== Segment start ==

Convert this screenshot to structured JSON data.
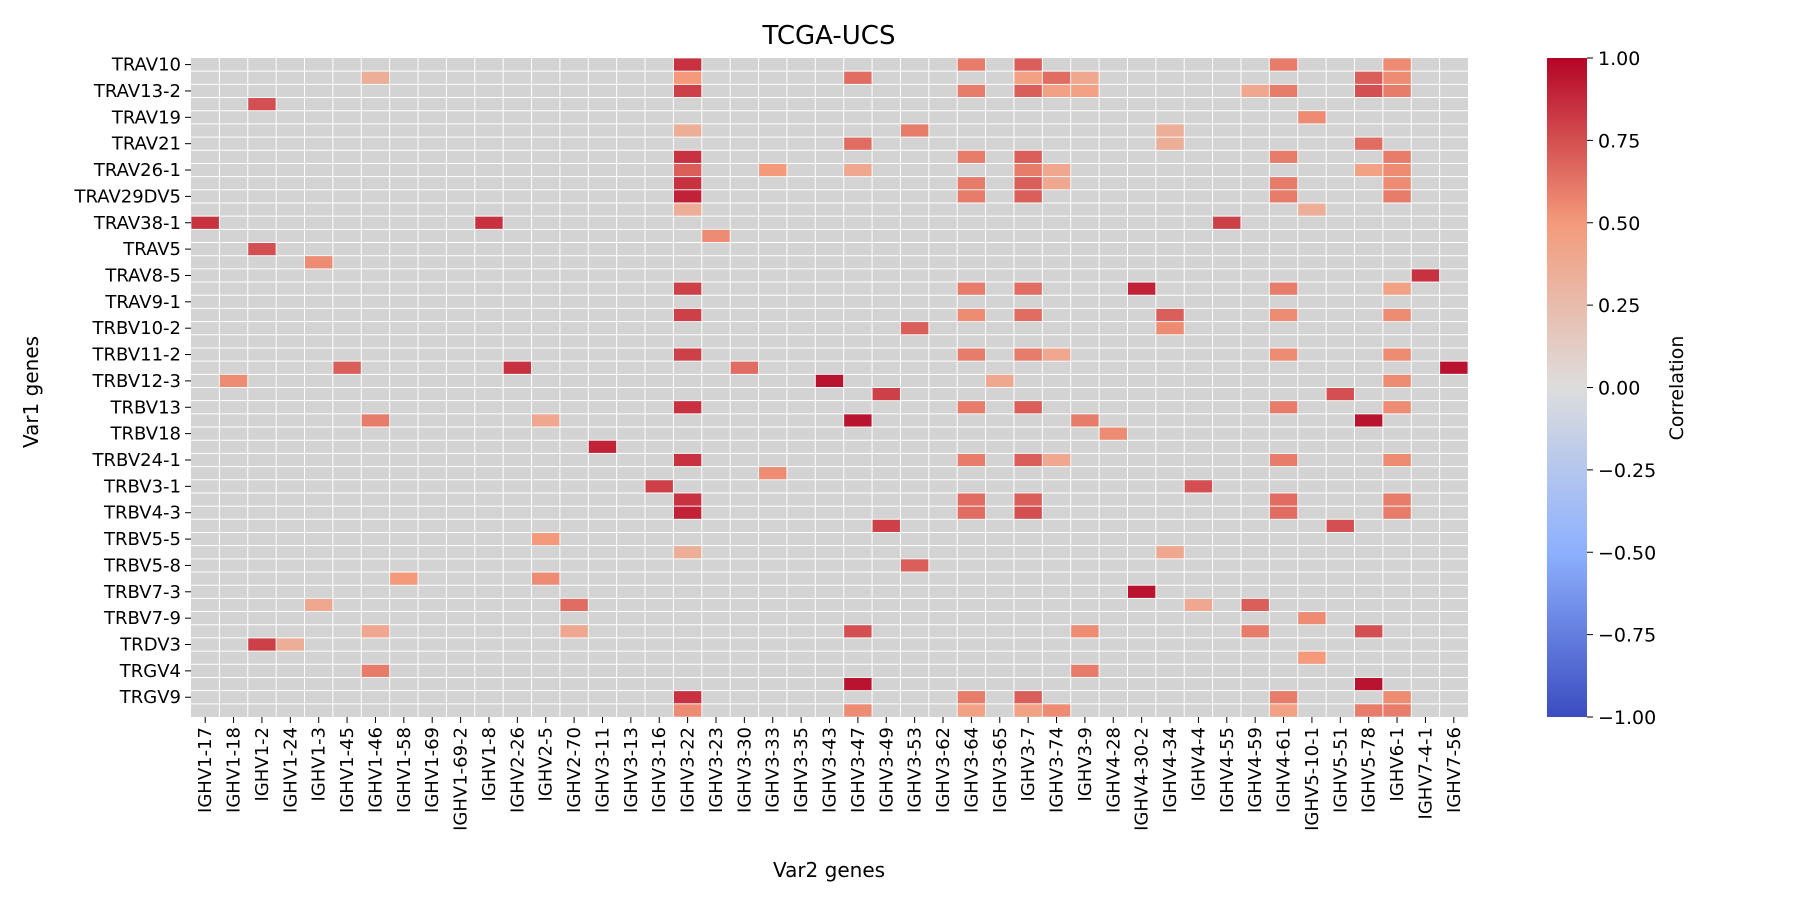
{
  "chart_data": {
    "type": "heatmap",
    "title": "TCGA-UCS",
    "xlabel": "Var2 genes",
    "ylabel": "Var1 genes",
    "x_tick_labels": [
      "IGHV1-17",
      "IGHV1-18",
      "IGHV1-2",
      "IGHV1-24",
      "IGHV1-3",
      "IGHV1-45",
      "IGHV1-46",
      "IGHV1-58",
      "IGHV1-69",
      "IGHV1-69-2",
      "IGHV1-8",
      "IGHV2-26",
      "IGHV2-5",
      "IGHV2-70",
      "IGHV3-11",
      "IGHV3-13",
      "IGHV3-16",
      "IGHV3-22",
      "IGHV3-23",
      "IGHV3-30",
      "IGHV3-33",
      "IGHV3-35",
      "IGHV3-43",
      "IGHV3-47",
      "IGHV3-49",
      "IGHV3-53",
      "IGHV3-62",
      "IGHV3-64",
      "IGHV3-65",
      "IGHV3-7",
      "IGHV3-74",
      "IGHV3-9",
      "IGHV4-28",
      "IGHV4-30-2",
      "IGHV4-34",
      "IGHV4-4",
      "IGHV4-55",
      "IGHV4-59",
      "IGHV4-61",
      "IGHV5-10-1",
      "IGHV5-51",
      "IGHV5-78",
      "IGHV6-1",
      "IGHV7-4-1",
      "IGHV7-56"
    ],
    "y_tick_labels": [
      "TRAV10",
      "TRAV13-2",
      "TRAV19",
      "TRAV21",
      "TRAV26-1",
      "TRAV29DV5",
      "TRAV38-1",
      "TRAV5",
      "TRAV8-5",
      "TRAV9-1",
      "TRBV10-2",
      "TRBV11-2",
      "TRBV12-3",
      "TRBV13",
      "TRBV18",
      "TRBV24-1",
      "TRBV3-1",
      "TRBV4-3",
      "TRBV5-5",
      "TRBV5-8",
      "TRBV7-3",
      "TRBV7-9",
      "TRDV3",
      "TRGV4",
      "TRGV9"
    ],
    "n_rows": 50,
    "n_cols": 45,
    "na_color": "#d3d3d3",
    "colormap": "coolwarm",
    "colorbar": {
      "label": "Correlation",
      "range": [
        -1.0,
        1.0
      ],
      "ticks": [
        "1.00",
        "0.75",
        "0.50",
        "0.25",
        "0.00",
        "−0.25",
        "−0.50",
        "−0.75",
        "−1.00"
      ],
      "colors": {
        "neg1": "#3b4cc0",
        "neg05": "#8db0fe",
        "zero": "#dddddd",
        "pos05": "#f49a7b",
        "pos1": "#b40426"
      }
    },
    "cells": [
      [
        0,
        17,
        0.85
      ],
      [
        0,
        27,
        0.6
      ],
      [
        0,
        29,
        0.7
      ],
      [
        0,
        38,
        0.6
      ],
      [
        0,
        42,
        0.55
      ],
      [
        1,
        6,
        0.35
      ],
      [
        1,
        17,
        0.5
      ],
      [
        1,
        23,
        0.65
      ],
      [
        1,
        29,
        0.45
      ],
      [
        1,
        30,
        0.65
      ],
      [
        1,
        31,
        0.4
      ],
      [
        1,
        41,
        0.7
      ],
      [
        1,
        42,
        0.55
      ],
      [
        2,
        17,
        0.8
      ],
      [
        2,
        27,
        0.6
      ],
      [
        2,
        29,
        0.7
      ],
      [
        2,
        30,
        0.45
      ],
      [
        2,
        31,
        0.45
      ],
      [
        2,
        37,
        0.4
      ],
      [
        2,
        38,
        0.6
      ],
      [
        2,
        41,
        0.75
      ],
      [
        2,
        42,
        0.6
      ],
      [
        3,
        2,
        0.75
      ],
      [
        4,
        39,
        0.55
      ],
      [
        5,
        17,
        0.35
      ],
      [
        5,
        25,
        0.6
      ],
      [
        5,
        34,
        0.35
      ],
      [
        6,
        23,
        0.65
      ],
      [
        6,
        34,
        0.35
      ],
      [
        6,
        41,
        0.65
      ],
      [
        7,
        17,
        0.85
      ],
      [
        7,
        27,
        0.6
      ],
      [
        7,
        29,
        0.7
      ],
      [
        7,
        38,
        0.6
      ],
      [
        7,
        42,
        0.6
      ],
      [
        8,
        17,
        0.7
      ],
      [
        8,
        20,
        0.5
      ],
      [
        8,
        23,
        0.4
      ],
      [
        8,
        29,
        0.6
      ],
      [
        8,
        30,
        0.4
      ],
      [
        8,
        41,
        0.45
      ],
      [
        8,
        42,
        0.55
      ],
      [
        9,
        17,
        0.85
      ],
      [
        9,
        27,
        0.6
      ],
      [
        9,
        29,
        0.7
      ],
      [
        9,
        30,
        0.4
      ],
      [
        9,
        38,
        0.6
      ],
      [
        9,
        42,
        0.55
      ],
      [
        10,
        17,
        0.9
      ],
      [
        10,
        27,
        0.6
      ],
      [
        10,
        29,
        0.7
      ],
      [
        10,
        38,
        0.6
      ],
      [
        10,
        42,
        0.6
      ],
      [
        11,
        17,
        0.35
      ],
      [
        11,
        39,
        0.35
      ],
      [
        12,
        0,
        0.85
      ],
      [
        12,
        10,
        0.85
      ],
      [
        12,
        36,
        0.8
      ],
      [
        13,
        18,
        0.55
      ],
      [
        14,
        2,
        0.75
      ],
      [
        15,
        4,
        0.55
      ],
      [
        16,
        43,
        0.85
      ],
      [
        17,
        17,
        0.8
      ],
      [
        17,
        27,
        0.6
      ],
      [
        17,
        29,
        0.65
      ],
      [
        17,
        33,
        0.9
      ],
      [
        17,
        38,
        0.6
      ],
      [
        17,
        42,
        0.45
      ],
      [
        19,
        17,
        0.8
      ],
      [
        19,
        27,
        0.55
      ],
      [
        19,
        29,
        0.65
      ],
      [
        19,
        34,
        0.7
      ],
      [
        19,
        38,
        0.55
      ],
      [
        19,
        42,
        0.55
      ],
      [
        20,
        25,
        0.7
      ],
      [
        20,
        34,
        0.55
      ],
      [
        22,
        17,
        0.8
      ],
      [
        22,
        27,
        0.6
      ],
      [
        22,
        29,
        0.6
      ],
      [
        22,
        30,
        0.4
      ],
      [
        22,
        38,
        0.55
      ],
      [
        22,
        42,
        0.55
      ],
      [
        23,
        5,
        0.7
      ],
      [
        23,
        11,
        0.85
      ],
      [
        23,
        19,
        0.65
      ],
      [
        23,
        44,
        0.95
      ],
      [
        24,
        1,
        0.55
      ],
      [
        24,
        22,
        0.95
      ],
      [
        24,
        28,
        0.4
      ],
      [
        24,
        42,
        0.55
      ],
      [
        25,
        24,
        0.8
      ],
      [
        25,
        40,
        0.75
      ],
      [
        26,
        17,
        0.85
      ],
      [
        26,
        27,
        0.6
      ],
      [
        26,
        29,
        0.7
      ],
      [
        26,
        38,
        0.6
      ],
      [
        26,
        42,
        0.55
      ],
      [
        27,
        6,
        0.6
      ],
      [
        27,
        12,
        0.4
      ],
      [
        27,
        23,
        0.95
      ],
      [
        27,
        31,
        0.6
      ],
      [
        27,
        41,
        0.95
      ],
      [
        28,
        32,
        0.55
      ],
      [
        29,
        14,
        0.9
      ],
      [
        30,
        17,
        0.85
      ],
      [
        30,
        27,
        0.6
      ],
      [
        30,
        29,
        0.7
      ],
      [
        30,
        30,
        0.4
      ],
      [
        30,
        38,
        0.6
      ],
      [
        30,
        42,
        0.55
      ],
      [
        31,
        20,
        0.55
      ],
      [
        32,
        16,
        0.8
      ],
      [
        32,
        35,
        0.75
      ],
      [
        33,
        17,
        0.85
      ],
      [
        33,
        27,
        0.65
      ],
      [
        33,
        29,
        0.7
      ],
      [
        33,
        38,
        0.65
      ],
      [
        33,
        42,
        0.6
      ],
      [
        34,
        17,
        0.9
      ],
      [
        34,
        27,
        0.65
      ],
      [
        34,
        29,
        0.75
      ],
      [
        34,
        38,
        0.65
      ],
      [
        34,
        42,
        0.6
      ],
      [
        35,
        24,
        0.8
      ],
      [
        35,
        40,
        0.75
      ],
      [
        36,
        12,
        0.5
      ],
      [
        37,
        17,
        0.35
      ],
      [
        37,
        34,
        0.4
      ],
      [
        38,
        25,
        0.7
      ],
      [
        39,
        7,
        0.5
      ],
      [
        39,
        12,
        0.55
      ],
      [
        40,
        33,
        0.95
      ],
      [
        41,
        4,
        0.4
      ],
      [
        41,
        13,
        0.65
      ],
      [
        41,
        35,
        0.4
      ],
      [
        41,
        37,
        0.7
      ],
      [
        42,
        39,
        0.55
      ],
      [
        43,
        6,
        0.4
      ],
      [
        43,
        13,
        0.4
      ],
      [
        43,
        23,
        0.75
      ],
      [
        43,
        31,
        0.55
      ],
      [
        43,
        37,
        0.6
      ],
      [
        43,
        41,
        0.75
      ],
      [
        44,
        2,
        0.8
      ],
      [
        44,
        3,
        0.35
      ],
      [
        45,
        39,
        0.5
      ],
      [
        46,
        6,
        0.6
      ],
      [
        46,
        31,
        0.6
      ],
      [
        47,
        23,
        0.95
      ],
      [
        47,
        41,
        0.95
      ],
      [
        48,
        17,
        0.85
      ],
      [
        48,
        27,
        0.6
      ],
      [
        48,
        29,
        0.7
      ],
      [
        48,
        38,
        0.6
      ],
      [
        48,
        42,
        0.55
      ],
      [
        49,
        17,
        0.55
      ],
      [
        49,
        23,
        0.55
      ],
      [
        49,
        27,
        0.45
      ],
      [
        49,
        29,
        0.45
      ],
      [
        49,
        30,
        0.55
      ],
      [
        49,
        38,
        0.45
      ],
      [
        49,
        41,
        0.6
      ],
      [
        49,
        42,
        0.6
      ]
    ]
  }
}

== Segment end ==

## TO DO
Provide the number of lines in the data above that contain the string "genes", and nothing else.

## ANSWER FOR THIS EXERCISE
2